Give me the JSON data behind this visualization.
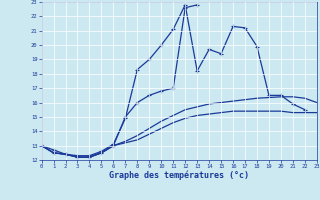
{
  "xlabel": "Graphe des températures (°c)",
  "background_color": "#cce8f0",
  "line_color": "#1a3a9a",
  "xmin": 0,
  "xmax": 23,
  "ymin": 12,
  "ymax": 23,
  "line1_x": [
    0,
    1,
    2,
    3,
    4,
    5,
    6,
    7,
    8,
    9,
    10,
    11,
    12,
    13,
    14,
    15,
    16,
    17,
    18,
    19,
    20,
    21,
    22
  ],
  "line1_y": [
    13.0,
    12.7,
    12.4,
    12.3,
    12.3,
    12.6,
    13.1,
    14.9,
    18.3,
    19.0,
    20.0,
    21.1,
    22.8,
    18.2,
    19.7,
    19.4,
    21.3,
    21.2,
    19.9,
    16.5,
    16.5,
    15.9,
    15.5
  ],
  "line2_x": [
    0,
    1,
    2,
    3,
    4,
    5,
    6,
    7,
    8,
    9,
    10,
    11,
    12,
    13
  ],
  "line2_y": [
    13.0,
    12.5,
    12.4,
    12.2,
    12.2,
    12.5,
    13.0,
    15.0,
    16.0,
    16.5,
    16.8,
    17.0,
    22.6,
    22.8
  ],
  "line3_x": [
    0,
    1,
    2,
    3,
    4,
    5,
    6,
    7,
    8,
    9,
    10,
    11,
    12,
    13,
    14,
    15,
    16,
    17,
    18,
    19,
    20,
    21,
    22,
    23
  ],
  "line3_y": [
    13.0,
    12.5,
    12.4,
    12.2,
    12.2,
    12.5,
    13.0,
    13.3,
    13.7,
    14.2,
    14.7,
    15.1,
    15.5,
    15.7,
    15.9,
    16.0,
    16.1,
    16.2,
    16.3,
    16.35,
    16.4,
    16.4,
    16.3,
    16.0
  ],
  "line4_x": [
    0,
    1,
    2,
    3,
    4,
    5,
    6,
    7,
    8,
    9,
    10,
    11,
    12,
    13,
    14,
    15,
    16,
    17,
    18,
    19,
    20,
    21,
    22,
    23
  ],
  "line4_y": [
    13.0,
    12.5,
    12.4,
    12.2,
    12.2,
    12.5,
    13.0,
    13.2,
    13.4,
    13.8,
    14.2,
    14.6,
    14.9,
    15.1,
    15.2,
    15.3,
    15.4,
    15.4,
    15.4,
    15.4,
    15.4,
    15.3,
    15.3,
    15.3
  ]
}
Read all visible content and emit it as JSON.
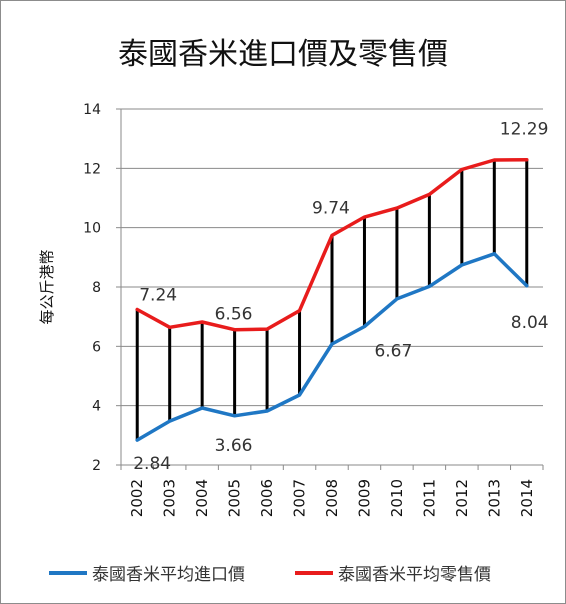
{
  "chart_data": {
    "type": "line",
    "title": "泰國香米進口價及零售價",
    "xlabel": "",
    "ylabel": "每公斤港幣",
    "ylim": [
      2,
      14
    ],
    "yticks": [
      2,
      4,
      6,
      8,
      10,
      12,
      14
    ],
    "grid": true,
    "legend_position": "bottom",
    "x": [
      "2002",
      "2003",
      "2004",
      "2005",
      "2006",
      "2007",
      "2008",
      "2009",
      "2010",
      "2011",
      "2012",
      "2013",
      "2014"
    ],
    "series": [
      {
        "name": "泰國香米平均進口價",
        "color": "#1f77c4",
        "values": [
          2.84,
          3.48,
          3.92,
          3.66,
          3.82,
          4.36,
          6.08,
          6.67,
          7.6,
          8.02,
          8.74,
          9.12,
          8.04
        ]
      },
      {
        "name": "泰國香米平均零售價",
        "color": "#e81c1c",
        "values": [
          7.24,
          6.64,
          6.82,
          6.56,
          6.58,
          7.2,
          9.74,
          10.36,
          10.66,
          11.12,
          11.96,
          12.28,
          12.29
        ]
      }
    ],
    "connector_color": "#000000",
    "data_labels": [
      {
        "series": 1,
        "index": 0,
        "text": "7.24"
      },
      {
        "series": 1,
        "index": 3,
        "text": "6.56"
      },
      {
        "series": 1,
        "index": 6,
        "text": "9.74"
      },
      {
        "series": 1,
        "index": 12,
        "text": "12.29"
      },
      {
        "series": 0,
        "index": 0,
        "text": "2.84"
      },
      {
        "series": 0,
        "index": 3,
        "text": "3.66"
      },
      {
        "series": 0,
        "index": 7,
        "text": "6.67"
      },
      {
        "series": 0,
        "index": 12,
        "text": "8.04"
      }
    ]
  }
}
= = = = = = =
Return every line of the preceding records in which the word "text" appears.

        "text": "7.24"
        "text": "6.56"
        "text": "9.74"
        "text": "12.29"
        "text": "2.84"
        "text": "3.66"
        "text": "6.67"
        "text": "8.04"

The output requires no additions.